WHAT THE TASK REQUIRES
The lines you need are those holding the word "användes"; pull them from the material.
***** TASK INPUTS *****
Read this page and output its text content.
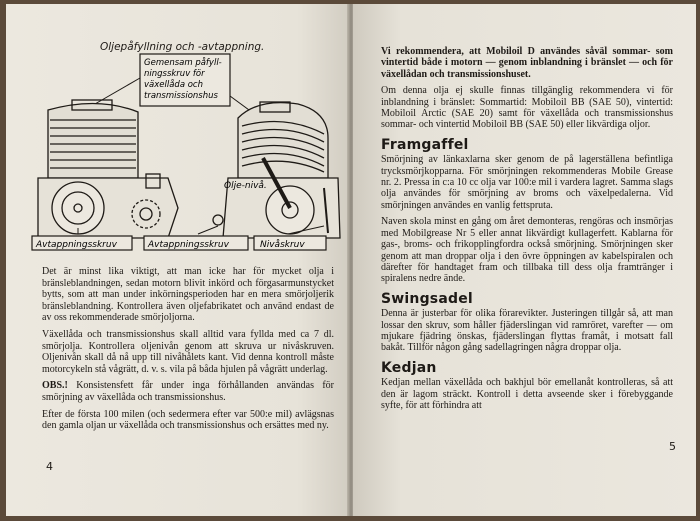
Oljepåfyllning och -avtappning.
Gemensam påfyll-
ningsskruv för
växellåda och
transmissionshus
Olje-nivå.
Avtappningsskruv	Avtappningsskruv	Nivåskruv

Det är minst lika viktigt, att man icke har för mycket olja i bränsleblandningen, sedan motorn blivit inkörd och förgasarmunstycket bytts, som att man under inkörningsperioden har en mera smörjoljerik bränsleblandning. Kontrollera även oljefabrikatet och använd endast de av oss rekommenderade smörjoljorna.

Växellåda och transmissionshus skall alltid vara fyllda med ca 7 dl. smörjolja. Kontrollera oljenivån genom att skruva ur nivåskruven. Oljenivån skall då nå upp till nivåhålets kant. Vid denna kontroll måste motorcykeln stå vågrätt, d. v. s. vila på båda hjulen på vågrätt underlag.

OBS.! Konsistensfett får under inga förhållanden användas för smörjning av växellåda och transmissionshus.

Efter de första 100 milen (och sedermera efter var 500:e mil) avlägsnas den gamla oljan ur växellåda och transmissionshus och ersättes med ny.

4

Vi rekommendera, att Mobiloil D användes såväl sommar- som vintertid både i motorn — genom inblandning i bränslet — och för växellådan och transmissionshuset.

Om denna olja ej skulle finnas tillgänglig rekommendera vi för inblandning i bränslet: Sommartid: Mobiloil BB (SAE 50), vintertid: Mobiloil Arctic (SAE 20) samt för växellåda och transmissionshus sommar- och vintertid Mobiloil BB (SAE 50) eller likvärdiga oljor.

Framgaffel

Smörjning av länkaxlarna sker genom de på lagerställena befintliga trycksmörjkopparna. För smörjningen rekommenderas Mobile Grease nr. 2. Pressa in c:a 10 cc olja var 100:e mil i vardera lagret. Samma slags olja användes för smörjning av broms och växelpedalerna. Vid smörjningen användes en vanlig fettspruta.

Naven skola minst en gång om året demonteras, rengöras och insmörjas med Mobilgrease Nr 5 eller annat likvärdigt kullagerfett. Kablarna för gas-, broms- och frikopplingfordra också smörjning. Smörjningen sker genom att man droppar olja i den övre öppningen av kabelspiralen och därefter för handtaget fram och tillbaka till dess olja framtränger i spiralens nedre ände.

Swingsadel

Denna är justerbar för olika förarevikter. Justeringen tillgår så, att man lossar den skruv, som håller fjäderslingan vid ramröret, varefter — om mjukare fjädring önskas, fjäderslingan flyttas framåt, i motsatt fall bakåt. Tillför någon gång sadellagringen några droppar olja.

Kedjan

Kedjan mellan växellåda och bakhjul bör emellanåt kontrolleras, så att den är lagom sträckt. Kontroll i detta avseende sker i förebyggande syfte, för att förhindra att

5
*****
***** TASK INPUTS *****
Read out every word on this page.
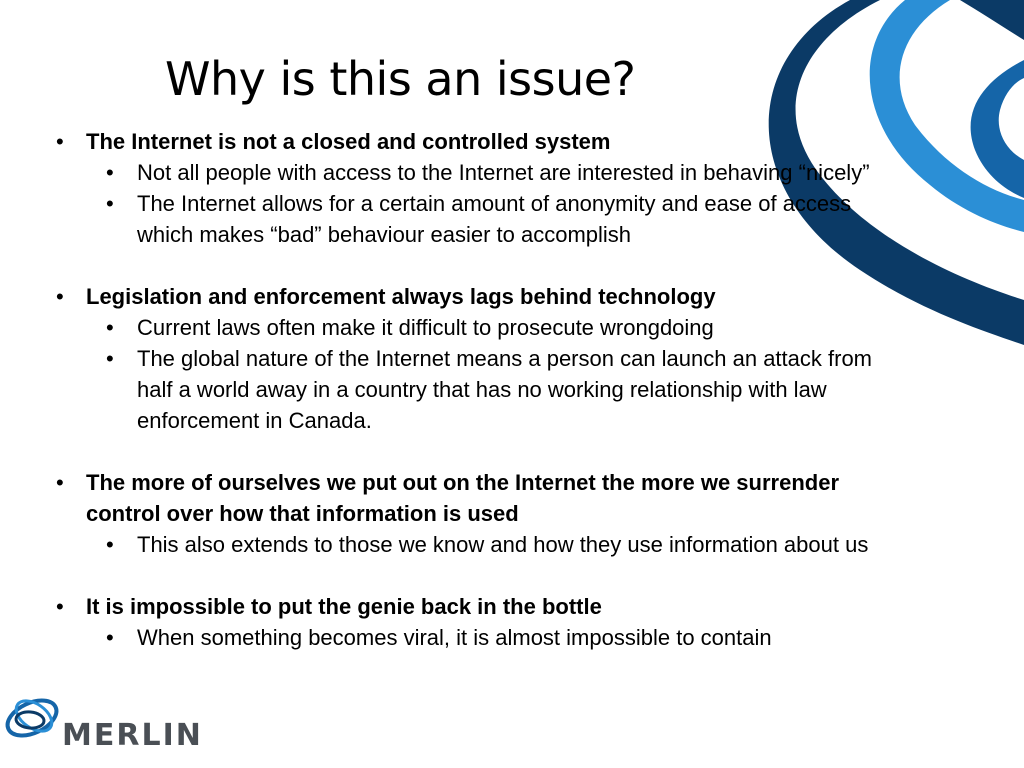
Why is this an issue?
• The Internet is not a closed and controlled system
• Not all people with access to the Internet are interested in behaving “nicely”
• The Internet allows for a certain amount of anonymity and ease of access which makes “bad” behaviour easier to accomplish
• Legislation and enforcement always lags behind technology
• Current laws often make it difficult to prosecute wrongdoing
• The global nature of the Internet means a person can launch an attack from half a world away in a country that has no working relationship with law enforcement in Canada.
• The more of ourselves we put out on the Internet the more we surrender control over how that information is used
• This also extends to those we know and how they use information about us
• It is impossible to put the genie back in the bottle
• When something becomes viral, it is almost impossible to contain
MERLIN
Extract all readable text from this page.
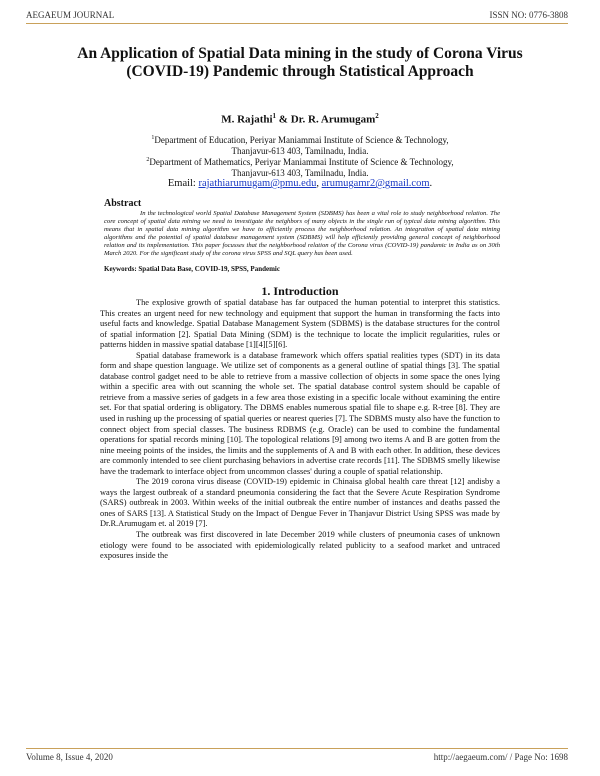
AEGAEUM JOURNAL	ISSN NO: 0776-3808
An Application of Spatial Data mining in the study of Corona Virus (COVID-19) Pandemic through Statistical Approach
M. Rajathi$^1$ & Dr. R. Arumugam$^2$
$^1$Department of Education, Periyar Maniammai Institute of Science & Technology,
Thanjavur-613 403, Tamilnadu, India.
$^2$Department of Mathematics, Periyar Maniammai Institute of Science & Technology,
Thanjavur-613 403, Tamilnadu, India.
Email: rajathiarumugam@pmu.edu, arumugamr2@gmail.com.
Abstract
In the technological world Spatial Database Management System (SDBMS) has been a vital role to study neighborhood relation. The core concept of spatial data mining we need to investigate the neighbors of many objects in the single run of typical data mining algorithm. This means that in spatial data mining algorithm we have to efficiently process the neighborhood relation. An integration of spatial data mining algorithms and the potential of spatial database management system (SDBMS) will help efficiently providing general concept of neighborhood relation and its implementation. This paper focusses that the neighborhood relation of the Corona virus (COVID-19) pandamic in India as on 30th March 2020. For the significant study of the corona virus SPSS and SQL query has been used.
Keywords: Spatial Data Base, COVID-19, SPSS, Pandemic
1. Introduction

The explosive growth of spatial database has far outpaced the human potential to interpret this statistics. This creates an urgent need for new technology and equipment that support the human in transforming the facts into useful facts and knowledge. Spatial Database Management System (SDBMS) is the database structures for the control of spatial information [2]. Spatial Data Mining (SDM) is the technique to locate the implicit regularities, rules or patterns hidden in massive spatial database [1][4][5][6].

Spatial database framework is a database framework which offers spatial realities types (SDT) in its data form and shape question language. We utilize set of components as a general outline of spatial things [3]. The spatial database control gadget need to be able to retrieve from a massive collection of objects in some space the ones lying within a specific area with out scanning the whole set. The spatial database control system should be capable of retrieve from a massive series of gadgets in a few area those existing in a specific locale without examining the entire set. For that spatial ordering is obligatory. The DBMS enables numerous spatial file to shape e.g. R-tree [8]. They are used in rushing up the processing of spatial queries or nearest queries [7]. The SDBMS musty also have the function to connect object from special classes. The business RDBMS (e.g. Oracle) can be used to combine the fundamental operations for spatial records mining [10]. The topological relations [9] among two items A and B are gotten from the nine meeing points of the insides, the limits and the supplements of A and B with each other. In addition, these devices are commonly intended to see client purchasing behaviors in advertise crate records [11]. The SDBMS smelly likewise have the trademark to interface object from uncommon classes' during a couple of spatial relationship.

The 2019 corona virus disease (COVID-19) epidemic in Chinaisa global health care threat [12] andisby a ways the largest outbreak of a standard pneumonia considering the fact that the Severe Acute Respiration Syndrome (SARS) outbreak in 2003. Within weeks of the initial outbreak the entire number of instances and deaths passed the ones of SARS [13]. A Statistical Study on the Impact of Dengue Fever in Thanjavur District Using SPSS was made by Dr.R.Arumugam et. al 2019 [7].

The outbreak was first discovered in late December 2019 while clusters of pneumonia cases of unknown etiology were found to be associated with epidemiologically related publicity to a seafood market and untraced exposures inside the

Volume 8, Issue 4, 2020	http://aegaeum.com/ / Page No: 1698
*****
RESPONSE TO THIS EXERCISE
Vi rekommendera, att Mobiloil D användes såväl sommar- som vintertid både i motorn — genom inblandning i bränslet — och för växellådan och transmissionshuset.
Smörjning av länkaxlarna sker genom de på lagerställena befintliga trycksmörjkopparna. För smörjningen rekommenderas Mobile Grease nr. 2. Pressa in c:a 10 cc olja var 100:e mil i vardera lagret. Samma slags olja användes för smörjning av broms och växelpedalerna. Vid smörjningen användes en vanlig fettspruta.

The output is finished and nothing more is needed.